[Records from a collection]
(begin)

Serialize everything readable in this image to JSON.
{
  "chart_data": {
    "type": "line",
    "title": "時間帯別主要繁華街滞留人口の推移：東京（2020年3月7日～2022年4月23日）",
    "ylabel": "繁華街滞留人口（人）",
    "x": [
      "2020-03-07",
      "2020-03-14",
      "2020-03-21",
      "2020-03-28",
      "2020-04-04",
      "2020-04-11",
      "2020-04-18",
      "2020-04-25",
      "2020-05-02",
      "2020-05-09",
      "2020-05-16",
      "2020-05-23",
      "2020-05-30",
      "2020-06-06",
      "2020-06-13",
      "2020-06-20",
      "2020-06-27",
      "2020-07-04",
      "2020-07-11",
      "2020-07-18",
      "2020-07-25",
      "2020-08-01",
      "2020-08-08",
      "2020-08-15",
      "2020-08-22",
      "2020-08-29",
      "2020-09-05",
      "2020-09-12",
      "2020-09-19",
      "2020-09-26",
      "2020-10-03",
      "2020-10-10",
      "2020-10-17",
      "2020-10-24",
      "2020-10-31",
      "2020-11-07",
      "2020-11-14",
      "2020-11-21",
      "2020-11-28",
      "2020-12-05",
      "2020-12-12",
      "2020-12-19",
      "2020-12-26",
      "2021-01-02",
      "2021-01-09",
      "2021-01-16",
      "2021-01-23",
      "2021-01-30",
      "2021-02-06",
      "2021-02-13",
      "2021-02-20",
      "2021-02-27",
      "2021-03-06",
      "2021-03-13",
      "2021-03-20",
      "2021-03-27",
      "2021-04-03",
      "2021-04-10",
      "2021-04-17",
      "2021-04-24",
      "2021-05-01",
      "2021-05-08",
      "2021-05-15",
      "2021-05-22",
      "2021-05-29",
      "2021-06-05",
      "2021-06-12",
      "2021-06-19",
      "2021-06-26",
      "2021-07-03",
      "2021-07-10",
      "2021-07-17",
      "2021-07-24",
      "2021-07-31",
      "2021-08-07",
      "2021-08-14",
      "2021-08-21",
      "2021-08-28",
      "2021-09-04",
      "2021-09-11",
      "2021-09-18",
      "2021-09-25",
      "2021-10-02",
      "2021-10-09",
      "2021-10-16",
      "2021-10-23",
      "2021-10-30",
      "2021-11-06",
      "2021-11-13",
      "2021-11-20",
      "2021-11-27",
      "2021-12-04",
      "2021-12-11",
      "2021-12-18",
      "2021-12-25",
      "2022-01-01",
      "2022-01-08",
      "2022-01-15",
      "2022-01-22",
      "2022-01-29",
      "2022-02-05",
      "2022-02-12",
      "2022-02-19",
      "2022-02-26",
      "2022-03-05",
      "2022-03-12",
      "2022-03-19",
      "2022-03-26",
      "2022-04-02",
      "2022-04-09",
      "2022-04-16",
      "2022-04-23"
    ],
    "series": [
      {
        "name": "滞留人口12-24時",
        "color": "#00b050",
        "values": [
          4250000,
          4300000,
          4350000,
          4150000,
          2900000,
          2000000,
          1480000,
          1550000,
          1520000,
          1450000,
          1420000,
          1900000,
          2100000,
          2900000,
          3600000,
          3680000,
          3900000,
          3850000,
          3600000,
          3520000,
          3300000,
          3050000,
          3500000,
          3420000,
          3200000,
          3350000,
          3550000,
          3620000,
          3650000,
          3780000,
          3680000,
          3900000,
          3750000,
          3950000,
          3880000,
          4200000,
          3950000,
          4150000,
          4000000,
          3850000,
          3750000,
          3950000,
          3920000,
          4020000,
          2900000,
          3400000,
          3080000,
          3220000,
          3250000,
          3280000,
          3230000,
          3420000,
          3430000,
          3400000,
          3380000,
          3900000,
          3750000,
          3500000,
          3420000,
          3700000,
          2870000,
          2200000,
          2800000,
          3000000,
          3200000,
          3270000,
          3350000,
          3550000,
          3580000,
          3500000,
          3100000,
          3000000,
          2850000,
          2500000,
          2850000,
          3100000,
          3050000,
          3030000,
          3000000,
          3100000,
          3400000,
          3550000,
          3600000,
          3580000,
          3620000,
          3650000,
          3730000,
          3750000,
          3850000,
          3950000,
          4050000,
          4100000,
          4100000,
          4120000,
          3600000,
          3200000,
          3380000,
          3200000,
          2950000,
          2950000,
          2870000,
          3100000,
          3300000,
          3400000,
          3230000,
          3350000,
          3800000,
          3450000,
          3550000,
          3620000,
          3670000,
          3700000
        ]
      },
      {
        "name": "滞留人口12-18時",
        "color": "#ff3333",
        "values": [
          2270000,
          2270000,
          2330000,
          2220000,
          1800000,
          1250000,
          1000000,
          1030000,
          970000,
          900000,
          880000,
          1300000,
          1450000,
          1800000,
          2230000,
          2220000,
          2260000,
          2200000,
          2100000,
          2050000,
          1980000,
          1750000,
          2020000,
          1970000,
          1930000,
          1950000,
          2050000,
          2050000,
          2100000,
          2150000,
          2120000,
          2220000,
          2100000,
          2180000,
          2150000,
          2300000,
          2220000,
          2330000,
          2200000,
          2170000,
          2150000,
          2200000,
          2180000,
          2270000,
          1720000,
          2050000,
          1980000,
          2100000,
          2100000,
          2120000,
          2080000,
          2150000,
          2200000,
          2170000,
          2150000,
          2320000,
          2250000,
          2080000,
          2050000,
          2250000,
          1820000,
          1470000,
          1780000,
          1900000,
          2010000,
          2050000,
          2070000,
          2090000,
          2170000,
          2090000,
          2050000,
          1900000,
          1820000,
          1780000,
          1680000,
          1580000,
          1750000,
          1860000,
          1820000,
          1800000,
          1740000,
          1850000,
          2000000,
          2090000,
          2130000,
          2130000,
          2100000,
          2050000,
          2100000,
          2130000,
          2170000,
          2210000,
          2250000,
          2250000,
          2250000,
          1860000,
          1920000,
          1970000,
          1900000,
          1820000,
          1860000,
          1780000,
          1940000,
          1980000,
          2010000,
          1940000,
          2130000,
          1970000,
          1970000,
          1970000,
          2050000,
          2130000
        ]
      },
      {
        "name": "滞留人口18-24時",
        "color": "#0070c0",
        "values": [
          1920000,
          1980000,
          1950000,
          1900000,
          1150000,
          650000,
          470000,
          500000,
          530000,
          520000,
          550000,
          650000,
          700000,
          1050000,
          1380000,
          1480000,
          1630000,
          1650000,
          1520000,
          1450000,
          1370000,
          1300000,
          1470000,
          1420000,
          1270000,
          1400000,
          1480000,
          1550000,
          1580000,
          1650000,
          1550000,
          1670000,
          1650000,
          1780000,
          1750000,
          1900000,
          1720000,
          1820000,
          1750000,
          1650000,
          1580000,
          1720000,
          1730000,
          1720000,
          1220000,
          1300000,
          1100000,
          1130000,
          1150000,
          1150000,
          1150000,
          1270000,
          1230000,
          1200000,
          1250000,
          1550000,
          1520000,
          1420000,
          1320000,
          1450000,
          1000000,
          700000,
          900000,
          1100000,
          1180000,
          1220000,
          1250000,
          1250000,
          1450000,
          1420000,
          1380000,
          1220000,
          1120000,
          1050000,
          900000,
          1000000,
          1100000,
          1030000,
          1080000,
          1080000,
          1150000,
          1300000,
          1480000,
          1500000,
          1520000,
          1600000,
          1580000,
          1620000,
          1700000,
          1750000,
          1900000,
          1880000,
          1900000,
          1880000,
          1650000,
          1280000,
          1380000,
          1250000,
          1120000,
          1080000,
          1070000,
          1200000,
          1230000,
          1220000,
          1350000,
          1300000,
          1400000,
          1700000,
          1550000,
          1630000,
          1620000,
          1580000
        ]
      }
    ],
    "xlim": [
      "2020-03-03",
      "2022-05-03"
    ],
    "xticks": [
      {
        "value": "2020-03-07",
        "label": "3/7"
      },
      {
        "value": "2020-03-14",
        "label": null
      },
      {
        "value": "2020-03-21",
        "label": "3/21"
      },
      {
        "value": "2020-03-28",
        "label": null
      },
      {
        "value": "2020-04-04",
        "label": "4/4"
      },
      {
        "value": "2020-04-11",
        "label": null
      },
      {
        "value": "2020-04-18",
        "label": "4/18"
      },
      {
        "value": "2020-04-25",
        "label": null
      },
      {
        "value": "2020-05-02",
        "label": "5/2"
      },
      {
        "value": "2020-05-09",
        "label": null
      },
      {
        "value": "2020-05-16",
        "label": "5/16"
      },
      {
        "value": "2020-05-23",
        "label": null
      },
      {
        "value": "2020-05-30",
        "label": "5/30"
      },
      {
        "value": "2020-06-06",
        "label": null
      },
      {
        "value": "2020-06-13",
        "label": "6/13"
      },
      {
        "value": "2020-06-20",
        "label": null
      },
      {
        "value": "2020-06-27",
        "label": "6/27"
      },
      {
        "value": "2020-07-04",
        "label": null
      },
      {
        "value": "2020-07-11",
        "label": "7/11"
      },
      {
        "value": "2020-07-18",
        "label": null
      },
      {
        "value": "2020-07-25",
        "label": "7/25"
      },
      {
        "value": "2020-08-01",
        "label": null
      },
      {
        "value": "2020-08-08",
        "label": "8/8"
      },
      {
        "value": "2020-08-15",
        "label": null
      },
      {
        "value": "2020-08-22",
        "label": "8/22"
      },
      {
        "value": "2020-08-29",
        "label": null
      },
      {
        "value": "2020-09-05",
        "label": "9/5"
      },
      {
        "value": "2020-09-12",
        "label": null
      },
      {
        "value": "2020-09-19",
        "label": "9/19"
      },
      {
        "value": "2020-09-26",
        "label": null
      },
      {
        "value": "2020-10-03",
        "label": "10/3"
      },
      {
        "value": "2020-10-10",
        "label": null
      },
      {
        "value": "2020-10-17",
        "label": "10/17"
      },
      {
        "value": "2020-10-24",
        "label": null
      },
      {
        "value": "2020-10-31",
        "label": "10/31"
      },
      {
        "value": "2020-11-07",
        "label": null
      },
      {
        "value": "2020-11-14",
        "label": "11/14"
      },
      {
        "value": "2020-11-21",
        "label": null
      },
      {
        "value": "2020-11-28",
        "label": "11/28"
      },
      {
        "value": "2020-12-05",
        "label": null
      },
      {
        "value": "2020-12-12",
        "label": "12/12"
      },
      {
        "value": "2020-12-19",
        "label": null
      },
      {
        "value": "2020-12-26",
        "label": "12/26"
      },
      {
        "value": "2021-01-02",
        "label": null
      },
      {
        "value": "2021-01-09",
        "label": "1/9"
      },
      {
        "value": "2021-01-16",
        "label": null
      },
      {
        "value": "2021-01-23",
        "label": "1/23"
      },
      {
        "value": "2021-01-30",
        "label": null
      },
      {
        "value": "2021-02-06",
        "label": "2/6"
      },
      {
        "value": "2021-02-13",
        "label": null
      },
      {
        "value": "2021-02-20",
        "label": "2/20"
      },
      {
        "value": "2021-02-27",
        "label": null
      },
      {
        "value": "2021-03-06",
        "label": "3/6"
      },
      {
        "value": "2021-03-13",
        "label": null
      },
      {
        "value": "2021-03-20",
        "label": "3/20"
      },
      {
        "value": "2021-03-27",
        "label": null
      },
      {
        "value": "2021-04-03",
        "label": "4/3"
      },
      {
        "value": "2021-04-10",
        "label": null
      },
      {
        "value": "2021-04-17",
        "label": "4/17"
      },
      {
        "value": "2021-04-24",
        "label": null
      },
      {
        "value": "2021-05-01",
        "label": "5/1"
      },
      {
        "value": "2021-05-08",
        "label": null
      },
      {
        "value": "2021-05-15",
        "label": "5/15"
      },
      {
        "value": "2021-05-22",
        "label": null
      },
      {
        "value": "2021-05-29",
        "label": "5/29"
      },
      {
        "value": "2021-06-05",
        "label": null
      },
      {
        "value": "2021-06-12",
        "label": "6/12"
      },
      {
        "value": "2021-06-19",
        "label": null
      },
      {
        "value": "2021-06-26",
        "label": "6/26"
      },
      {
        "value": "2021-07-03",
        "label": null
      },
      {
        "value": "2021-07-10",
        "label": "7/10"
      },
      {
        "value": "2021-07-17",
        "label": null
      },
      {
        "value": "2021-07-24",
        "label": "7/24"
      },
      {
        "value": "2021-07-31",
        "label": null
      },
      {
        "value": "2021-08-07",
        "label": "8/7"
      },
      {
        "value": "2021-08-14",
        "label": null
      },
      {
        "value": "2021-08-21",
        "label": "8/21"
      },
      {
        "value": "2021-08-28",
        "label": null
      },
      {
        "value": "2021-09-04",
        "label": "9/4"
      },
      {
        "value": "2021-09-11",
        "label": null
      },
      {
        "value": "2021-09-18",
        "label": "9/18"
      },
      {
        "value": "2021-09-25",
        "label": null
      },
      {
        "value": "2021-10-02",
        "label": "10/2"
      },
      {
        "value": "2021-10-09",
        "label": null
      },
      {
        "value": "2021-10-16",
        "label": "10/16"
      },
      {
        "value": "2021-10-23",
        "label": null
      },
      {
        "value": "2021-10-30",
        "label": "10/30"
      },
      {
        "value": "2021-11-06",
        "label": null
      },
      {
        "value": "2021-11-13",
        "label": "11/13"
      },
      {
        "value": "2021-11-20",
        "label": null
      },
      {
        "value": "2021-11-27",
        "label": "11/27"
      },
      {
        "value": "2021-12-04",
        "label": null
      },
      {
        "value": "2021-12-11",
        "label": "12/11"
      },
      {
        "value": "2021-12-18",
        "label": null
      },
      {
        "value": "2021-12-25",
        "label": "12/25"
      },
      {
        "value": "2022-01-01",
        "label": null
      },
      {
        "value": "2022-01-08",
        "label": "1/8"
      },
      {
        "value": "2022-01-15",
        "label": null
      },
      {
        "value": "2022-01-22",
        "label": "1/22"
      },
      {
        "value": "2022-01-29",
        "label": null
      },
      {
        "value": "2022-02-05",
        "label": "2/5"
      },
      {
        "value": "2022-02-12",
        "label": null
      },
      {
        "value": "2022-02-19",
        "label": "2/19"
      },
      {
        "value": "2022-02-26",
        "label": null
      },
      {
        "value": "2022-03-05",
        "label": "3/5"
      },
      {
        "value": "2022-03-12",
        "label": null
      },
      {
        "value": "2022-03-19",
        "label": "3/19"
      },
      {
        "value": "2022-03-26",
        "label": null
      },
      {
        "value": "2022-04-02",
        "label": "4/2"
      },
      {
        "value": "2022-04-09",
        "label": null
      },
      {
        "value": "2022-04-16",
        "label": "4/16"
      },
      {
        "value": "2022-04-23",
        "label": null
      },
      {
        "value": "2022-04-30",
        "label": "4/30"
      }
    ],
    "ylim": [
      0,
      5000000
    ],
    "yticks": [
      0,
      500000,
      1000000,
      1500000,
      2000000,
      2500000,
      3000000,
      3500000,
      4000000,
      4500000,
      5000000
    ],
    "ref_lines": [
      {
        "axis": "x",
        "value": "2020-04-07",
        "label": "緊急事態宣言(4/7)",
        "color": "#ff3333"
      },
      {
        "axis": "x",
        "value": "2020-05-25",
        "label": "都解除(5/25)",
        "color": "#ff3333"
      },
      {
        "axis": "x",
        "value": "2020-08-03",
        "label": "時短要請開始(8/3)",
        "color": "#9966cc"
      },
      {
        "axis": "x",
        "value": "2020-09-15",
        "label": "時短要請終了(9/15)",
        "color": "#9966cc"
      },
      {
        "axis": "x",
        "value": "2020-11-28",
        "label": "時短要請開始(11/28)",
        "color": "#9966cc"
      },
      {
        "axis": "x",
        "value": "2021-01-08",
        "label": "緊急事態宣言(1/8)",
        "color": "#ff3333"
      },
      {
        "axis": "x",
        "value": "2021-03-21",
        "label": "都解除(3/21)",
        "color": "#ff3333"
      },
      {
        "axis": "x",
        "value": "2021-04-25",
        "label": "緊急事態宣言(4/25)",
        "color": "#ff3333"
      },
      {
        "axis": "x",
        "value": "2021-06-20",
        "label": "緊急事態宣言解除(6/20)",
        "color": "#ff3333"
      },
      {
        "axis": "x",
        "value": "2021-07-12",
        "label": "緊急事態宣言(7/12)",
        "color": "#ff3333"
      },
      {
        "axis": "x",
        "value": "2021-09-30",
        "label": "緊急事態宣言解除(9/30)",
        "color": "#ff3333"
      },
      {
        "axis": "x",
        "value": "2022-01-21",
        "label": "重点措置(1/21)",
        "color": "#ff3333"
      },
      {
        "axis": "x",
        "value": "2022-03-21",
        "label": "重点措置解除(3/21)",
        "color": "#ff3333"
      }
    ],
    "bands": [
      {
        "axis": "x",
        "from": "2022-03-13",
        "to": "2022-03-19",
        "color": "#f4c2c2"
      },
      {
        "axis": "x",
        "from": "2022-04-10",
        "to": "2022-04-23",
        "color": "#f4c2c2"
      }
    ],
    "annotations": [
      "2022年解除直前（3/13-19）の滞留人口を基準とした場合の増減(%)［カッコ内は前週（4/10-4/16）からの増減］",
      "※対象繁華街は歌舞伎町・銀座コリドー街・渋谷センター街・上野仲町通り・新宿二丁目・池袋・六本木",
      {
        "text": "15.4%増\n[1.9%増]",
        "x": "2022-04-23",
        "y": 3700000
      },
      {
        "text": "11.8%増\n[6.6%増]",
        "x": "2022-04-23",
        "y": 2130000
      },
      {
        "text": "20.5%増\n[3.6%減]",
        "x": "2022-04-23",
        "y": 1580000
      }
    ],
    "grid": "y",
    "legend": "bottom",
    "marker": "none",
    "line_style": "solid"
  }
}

(end)

WORK REQUIRED -> Show the lines from the data above that contain the string "name".

ANSWER FOR THIS EXERCISE ->
        "name": "滞留人口12-24時",
        "name": "滞留人口12-18時",
        "name": "滞留人口18-24時",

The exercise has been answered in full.